[Items listed in a dataset]
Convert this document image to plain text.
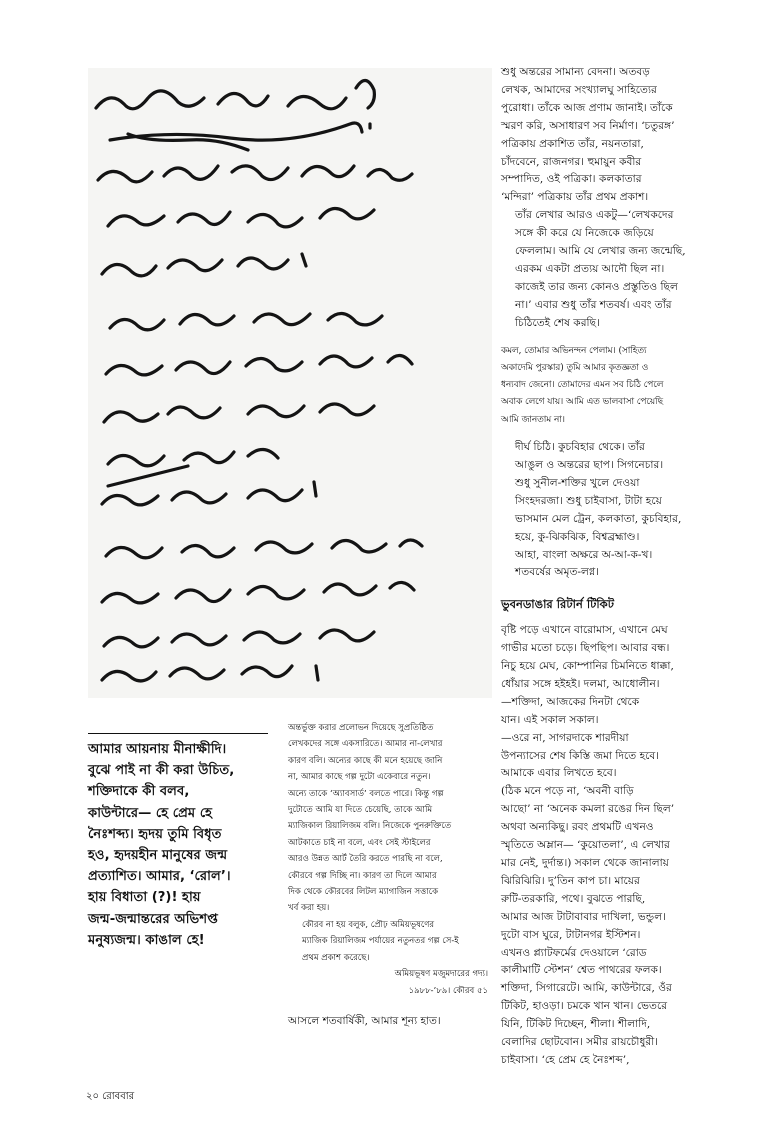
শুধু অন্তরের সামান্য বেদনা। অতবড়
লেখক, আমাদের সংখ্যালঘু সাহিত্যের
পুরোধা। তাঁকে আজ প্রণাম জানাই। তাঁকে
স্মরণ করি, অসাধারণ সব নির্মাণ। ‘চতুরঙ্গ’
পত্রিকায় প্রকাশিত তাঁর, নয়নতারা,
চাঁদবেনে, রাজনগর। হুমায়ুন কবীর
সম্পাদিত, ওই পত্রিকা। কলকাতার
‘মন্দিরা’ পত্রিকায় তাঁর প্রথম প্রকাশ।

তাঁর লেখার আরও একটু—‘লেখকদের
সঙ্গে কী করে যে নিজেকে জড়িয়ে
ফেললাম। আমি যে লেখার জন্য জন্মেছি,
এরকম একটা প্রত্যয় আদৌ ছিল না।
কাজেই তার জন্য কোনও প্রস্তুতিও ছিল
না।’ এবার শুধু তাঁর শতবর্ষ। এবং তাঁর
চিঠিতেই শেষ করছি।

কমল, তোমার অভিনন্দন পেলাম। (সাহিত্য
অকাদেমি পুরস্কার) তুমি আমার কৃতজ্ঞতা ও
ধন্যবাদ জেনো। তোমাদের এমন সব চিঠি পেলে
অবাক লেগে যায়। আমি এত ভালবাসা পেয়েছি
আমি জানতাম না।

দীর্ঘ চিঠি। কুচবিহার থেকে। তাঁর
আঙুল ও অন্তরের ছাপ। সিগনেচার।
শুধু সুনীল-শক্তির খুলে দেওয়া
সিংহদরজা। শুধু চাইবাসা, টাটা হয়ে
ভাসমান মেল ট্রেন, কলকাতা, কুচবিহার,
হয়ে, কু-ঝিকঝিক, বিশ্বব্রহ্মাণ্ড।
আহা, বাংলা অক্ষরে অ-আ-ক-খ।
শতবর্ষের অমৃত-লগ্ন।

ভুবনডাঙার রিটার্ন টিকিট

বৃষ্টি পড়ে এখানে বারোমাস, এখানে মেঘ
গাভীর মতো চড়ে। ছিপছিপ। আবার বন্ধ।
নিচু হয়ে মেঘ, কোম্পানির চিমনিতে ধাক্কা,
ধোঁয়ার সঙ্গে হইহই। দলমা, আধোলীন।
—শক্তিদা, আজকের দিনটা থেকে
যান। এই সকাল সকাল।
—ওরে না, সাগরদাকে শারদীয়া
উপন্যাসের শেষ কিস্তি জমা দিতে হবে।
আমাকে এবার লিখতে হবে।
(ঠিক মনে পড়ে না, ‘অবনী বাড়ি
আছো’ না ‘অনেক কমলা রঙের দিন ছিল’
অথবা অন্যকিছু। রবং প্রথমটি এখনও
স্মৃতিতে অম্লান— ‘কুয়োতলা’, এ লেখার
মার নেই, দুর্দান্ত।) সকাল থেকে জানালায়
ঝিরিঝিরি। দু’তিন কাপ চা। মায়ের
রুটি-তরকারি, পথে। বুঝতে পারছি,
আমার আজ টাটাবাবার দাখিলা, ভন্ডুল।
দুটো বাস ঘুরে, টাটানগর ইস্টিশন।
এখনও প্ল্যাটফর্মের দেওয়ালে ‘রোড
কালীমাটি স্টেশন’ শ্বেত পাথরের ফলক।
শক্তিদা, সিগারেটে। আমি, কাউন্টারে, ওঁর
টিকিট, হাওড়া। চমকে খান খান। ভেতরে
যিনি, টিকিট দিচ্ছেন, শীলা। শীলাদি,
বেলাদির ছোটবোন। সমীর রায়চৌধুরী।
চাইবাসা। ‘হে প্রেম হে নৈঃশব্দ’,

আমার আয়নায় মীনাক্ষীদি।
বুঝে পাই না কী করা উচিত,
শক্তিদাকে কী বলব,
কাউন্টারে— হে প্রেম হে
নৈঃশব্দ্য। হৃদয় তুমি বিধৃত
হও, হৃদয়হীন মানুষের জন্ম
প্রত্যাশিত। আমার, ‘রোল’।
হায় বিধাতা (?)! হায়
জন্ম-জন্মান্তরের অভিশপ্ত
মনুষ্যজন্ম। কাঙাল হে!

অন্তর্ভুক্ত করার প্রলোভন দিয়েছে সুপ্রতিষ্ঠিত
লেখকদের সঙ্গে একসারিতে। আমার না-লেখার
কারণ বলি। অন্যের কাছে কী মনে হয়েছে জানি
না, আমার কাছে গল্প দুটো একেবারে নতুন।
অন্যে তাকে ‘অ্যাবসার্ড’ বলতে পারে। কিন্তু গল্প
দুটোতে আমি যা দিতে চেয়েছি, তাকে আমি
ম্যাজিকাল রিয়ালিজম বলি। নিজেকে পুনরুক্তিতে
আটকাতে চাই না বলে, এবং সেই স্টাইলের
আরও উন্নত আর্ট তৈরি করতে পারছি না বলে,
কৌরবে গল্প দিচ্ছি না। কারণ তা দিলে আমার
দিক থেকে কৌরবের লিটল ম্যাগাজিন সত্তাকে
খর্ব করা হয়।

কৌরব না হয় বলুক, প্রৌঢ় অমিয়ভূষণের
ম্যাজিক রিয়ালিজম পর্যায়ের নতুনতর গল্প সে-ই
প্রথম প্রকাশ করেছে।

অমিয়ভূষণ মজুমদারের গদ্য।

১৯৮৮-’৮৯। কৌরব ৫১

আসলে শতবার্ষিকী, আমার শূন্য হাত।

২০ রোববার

...

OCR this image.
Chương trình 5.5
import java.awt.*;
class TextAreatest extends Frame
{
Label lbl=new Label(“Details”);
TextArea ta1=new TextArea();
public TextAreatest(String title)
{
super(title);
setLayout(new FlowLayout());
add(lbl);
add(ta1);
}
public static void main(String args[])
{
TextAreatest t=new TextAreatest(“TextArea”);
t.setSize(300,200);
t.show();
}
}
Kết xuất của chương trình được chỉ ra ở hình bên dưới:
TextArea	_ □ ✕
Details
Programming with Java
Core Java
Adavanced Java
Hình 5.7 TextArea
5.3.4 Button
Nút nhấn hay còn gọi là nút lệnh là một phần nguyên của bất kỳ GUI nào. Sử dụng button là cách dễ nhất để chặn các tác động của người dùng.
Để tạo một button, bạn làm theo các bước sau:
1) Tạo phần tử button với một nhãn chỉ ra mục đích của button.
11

Exercise
Pick out the lines containing the word "this" and show them.

Task response
Convert this document image to plain text.
OCR this image.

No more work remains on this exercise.